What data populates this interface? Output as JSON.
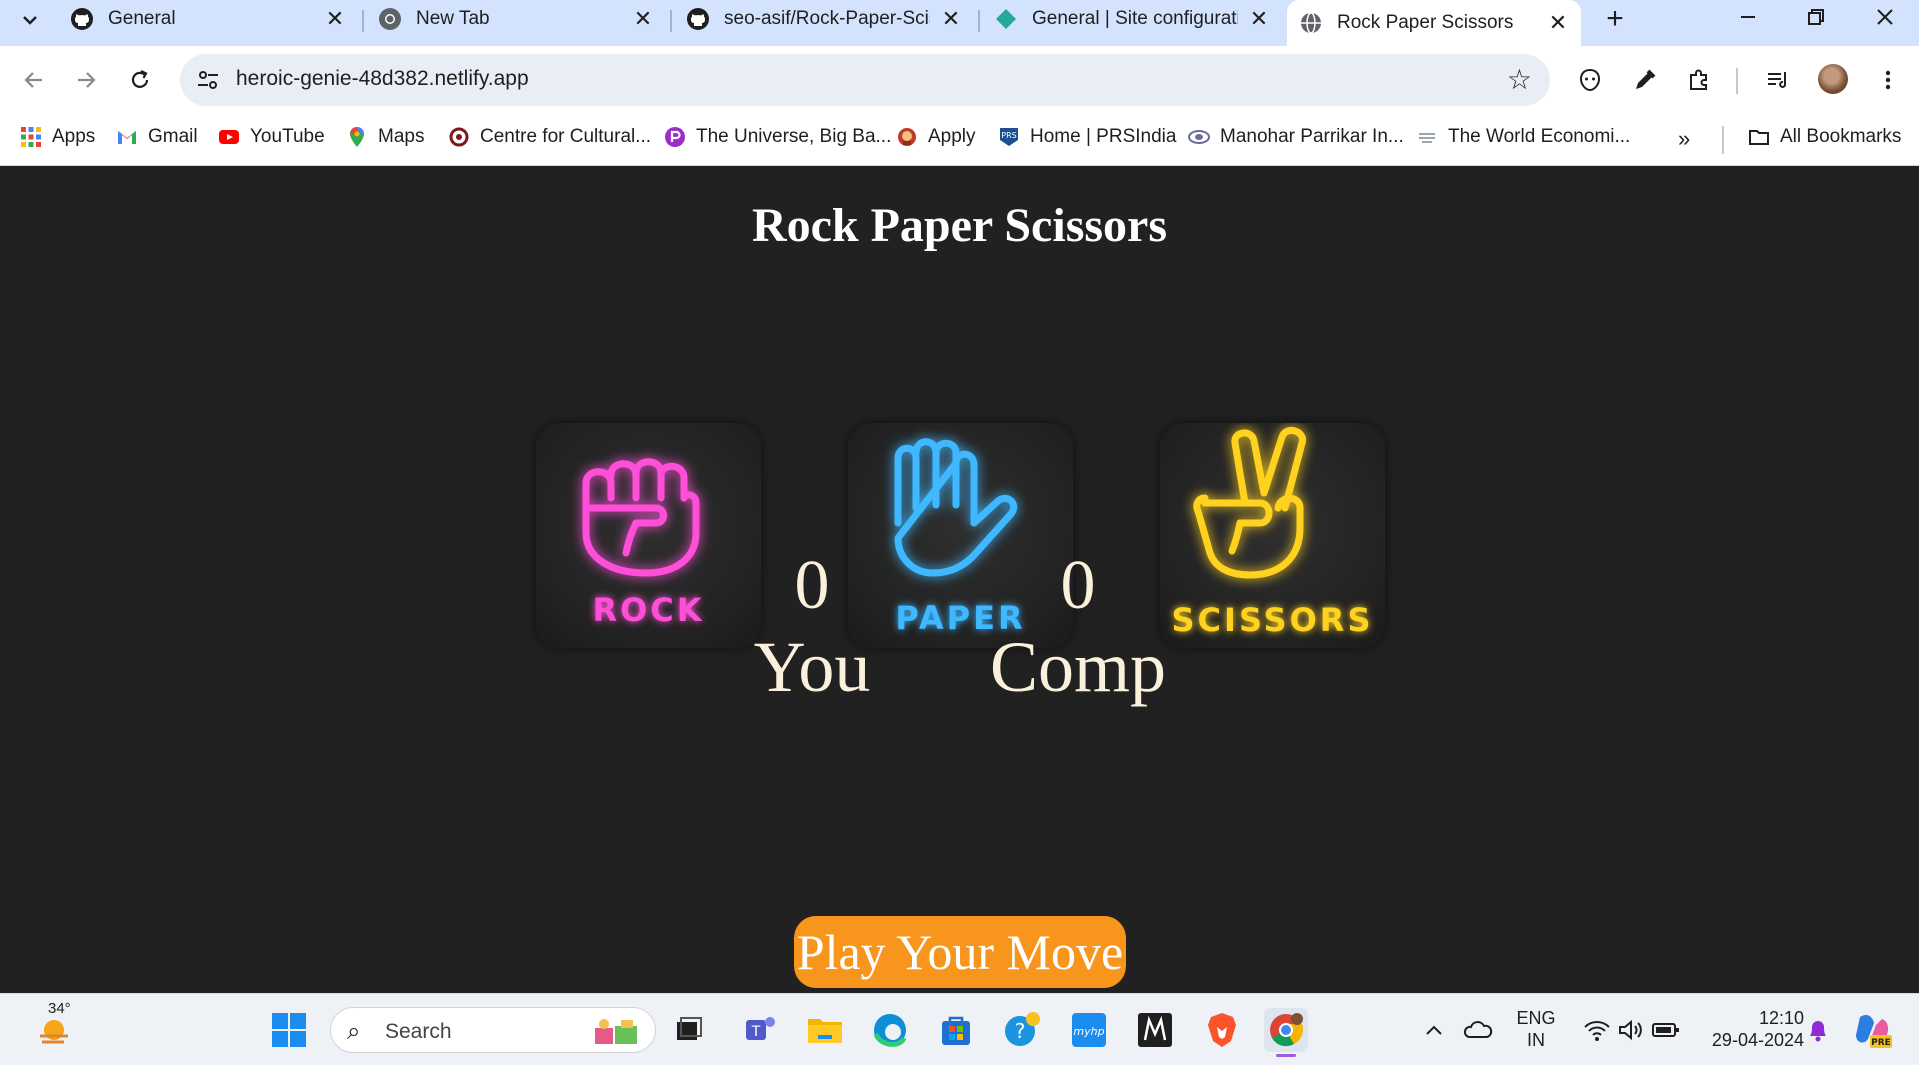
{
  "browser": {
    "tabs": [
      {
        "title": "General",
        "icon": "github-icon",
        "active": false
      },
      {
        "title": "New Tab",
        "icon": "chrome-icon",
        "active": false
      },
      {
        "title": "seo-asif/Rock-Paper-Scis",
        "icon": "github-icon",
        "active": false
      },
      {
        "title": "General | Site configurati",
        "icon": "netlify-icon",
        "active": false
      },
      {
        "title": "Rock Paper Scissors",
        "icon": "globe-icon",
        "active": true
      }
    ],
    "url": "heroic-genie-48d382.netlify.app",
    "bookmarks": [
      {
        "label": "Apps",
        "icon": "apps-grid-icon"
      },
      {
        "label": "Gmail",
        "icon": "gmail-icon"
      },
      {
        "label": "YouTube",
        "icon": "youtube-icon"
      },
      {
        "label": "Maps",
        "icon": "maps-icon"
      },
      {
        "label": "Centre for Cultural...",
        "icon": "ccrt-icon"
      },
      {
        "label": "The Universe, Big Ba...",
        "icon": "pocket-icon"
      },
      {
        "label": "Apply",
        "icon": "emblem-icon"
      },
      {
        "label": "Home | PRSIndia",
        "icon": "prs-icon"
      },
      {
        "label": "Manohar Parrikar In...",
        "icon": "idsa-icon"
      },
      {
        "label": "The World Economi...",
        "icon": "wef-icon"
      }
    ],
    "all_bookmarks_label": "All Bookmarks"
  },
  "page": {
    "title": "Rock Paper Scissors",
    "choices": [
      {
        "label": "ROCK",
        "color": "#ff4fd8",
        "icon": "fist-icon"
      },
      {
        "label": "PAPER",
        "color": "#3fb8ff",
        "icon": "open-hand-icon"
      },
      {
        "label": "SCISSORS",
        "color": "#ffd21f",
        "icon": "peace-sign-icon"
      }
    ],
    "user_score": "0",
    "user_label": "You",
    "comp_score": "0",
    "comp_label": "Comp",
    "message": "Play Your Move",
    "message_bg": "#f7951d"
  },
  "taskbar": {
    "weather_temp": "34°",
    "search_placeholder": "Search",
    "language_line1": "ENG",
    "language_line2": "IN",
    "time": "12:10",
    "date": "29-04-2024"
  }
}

——

» Task directions: Using the listing above, show every line that includes the string "title".

» Problem solution:
        "title": "General",
        "title": "New Tab",
        "title": "seo-asif/Rock-Paper-Scis",
        "title": "General | Site configurati",
        "title": "Rock Paper Scissors",
    "title": "Rock Paper Scissors",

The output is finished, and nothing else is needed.